##### TASK MATERIAL
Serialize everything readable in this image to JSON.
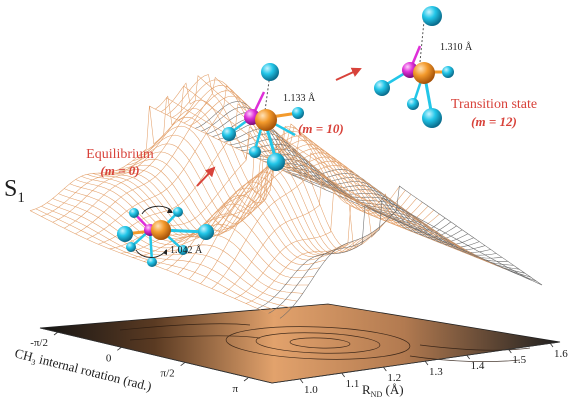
{
  "state_label": "S",
  "state_sub": "1",
  "states": [
    {
      "name": "Equilibrium",
      "m_label": "(m = 0)",
      "bond": "1.042 Å"
    },
    {
      "name": "",
      "m_label": "(m = 10)",
      "bond": "1.133 Å"
    },
    {
      "name": "Transition state",
      "m_label": "(m = 12)",
      "bond": "1.310 Å"
    }
  ],
  "x_axis": {
    "label": "R",
    "label_sub": "ND",
    "label_unit": " (Å)",
    "ticks": [
      "1.0",
      "1.1",
      "1.2",
      "1.3",
      "1.4",
      "1.5",
      "1.6"
    ]
  },
  "y_axis": {
    "label": "CH",
    "label_sub": "3",
    "label_rest": " internal rotation (rad.)",
    "ticks": [
      "-π/2",
      "0",
      "π/2",
      "π"
    ]
  },
  "colors": {
    "surface_mesh_warm": "#e3a06a",
    "surface_mesh_gray": "#6a6a6a",
    "arrow": "#d8423a",
    "atom_c": "#f39a2c",
    "atom_n": "#de2fd8",
    "atom_h": "#22c6e8"
  }
}
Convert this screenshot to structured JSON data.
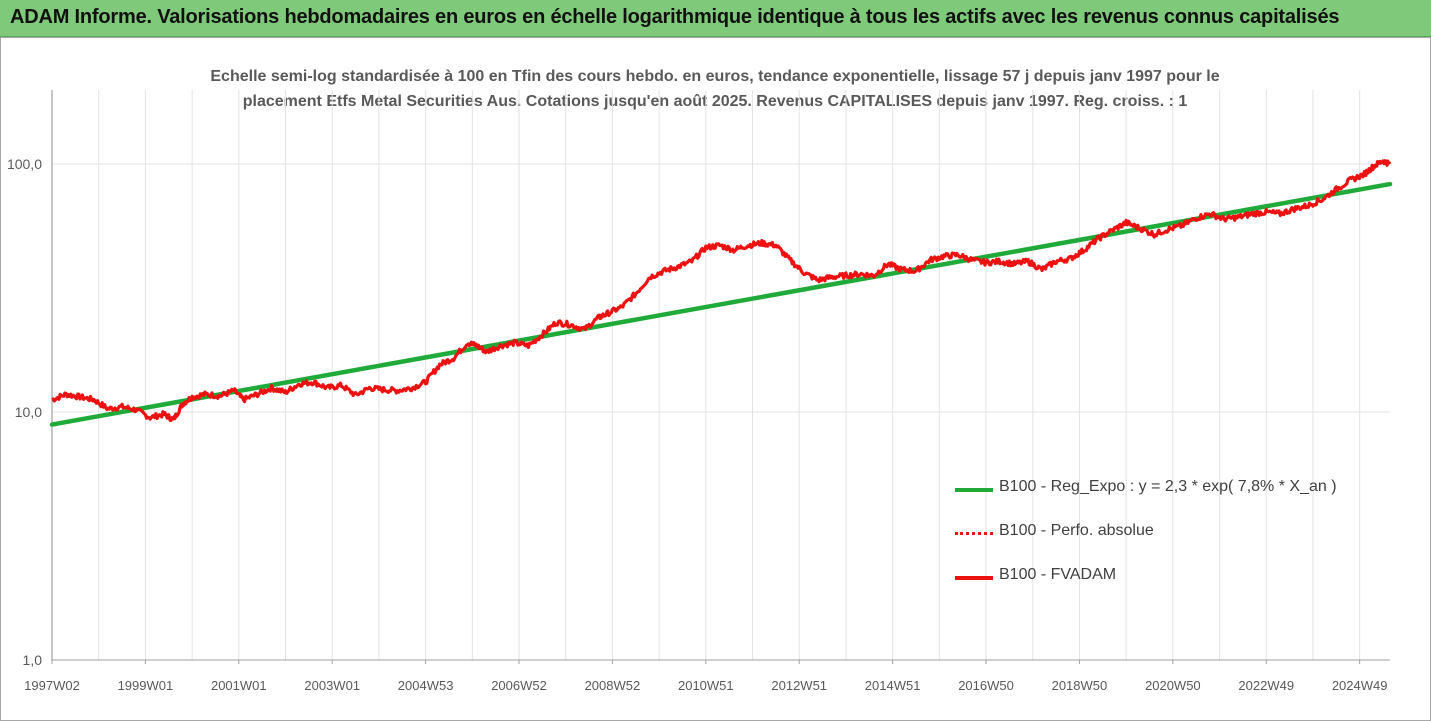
##########
TASK BRIEF — Retype each record exactly as it stands, but do not include the pictures.

RESULT —
Serialize everything readable in this image to JSON.
{
  "state_label": "S",
  "state_sub": "1",
  "states": [
    {
      "name": "Equilibrium",
      "m_label": "(m = 0)",
      "bond": "1.042 Å"
    },
    {
      "name": "",
      "m_label": "(m = 10)",
      "bond": "1.133 Å"
    },
    {
      "name": "Transition state",
      "m_label": "(m = 12)",
      "bond": "1.310 Å"
    }
  ],
  "x_axis": {
    "label": "R",
    "label_sub": "ND",
    "label_unit": " (Å)",
    "ticks": [
      "1.0",
      "1.1",
      "1.2",
      "1.3",
      "1.4",
      "1.5",
      "1.6"
    ]
  },
  "y_axis": {
    "label": "CH",
    "label_sub": "3",
    "label_rest": " internal rotation (rad.)",
    "ticks": [
      "-π/2",
      "0",
      "π/2",
      "π"
    ]
  },
  "colors": {
    "surface_mesh_warm": "#e3a06a",
    "surface_mesh_gray": "#6a6a6a",
    "arrow": "#d8423a",
    "atom_c": "#f39a2c",
    "atom_n": "#de2fd8",
    "atom_h": "#22c6e8"
  }
}
Convert this screenshot to structured JSON data.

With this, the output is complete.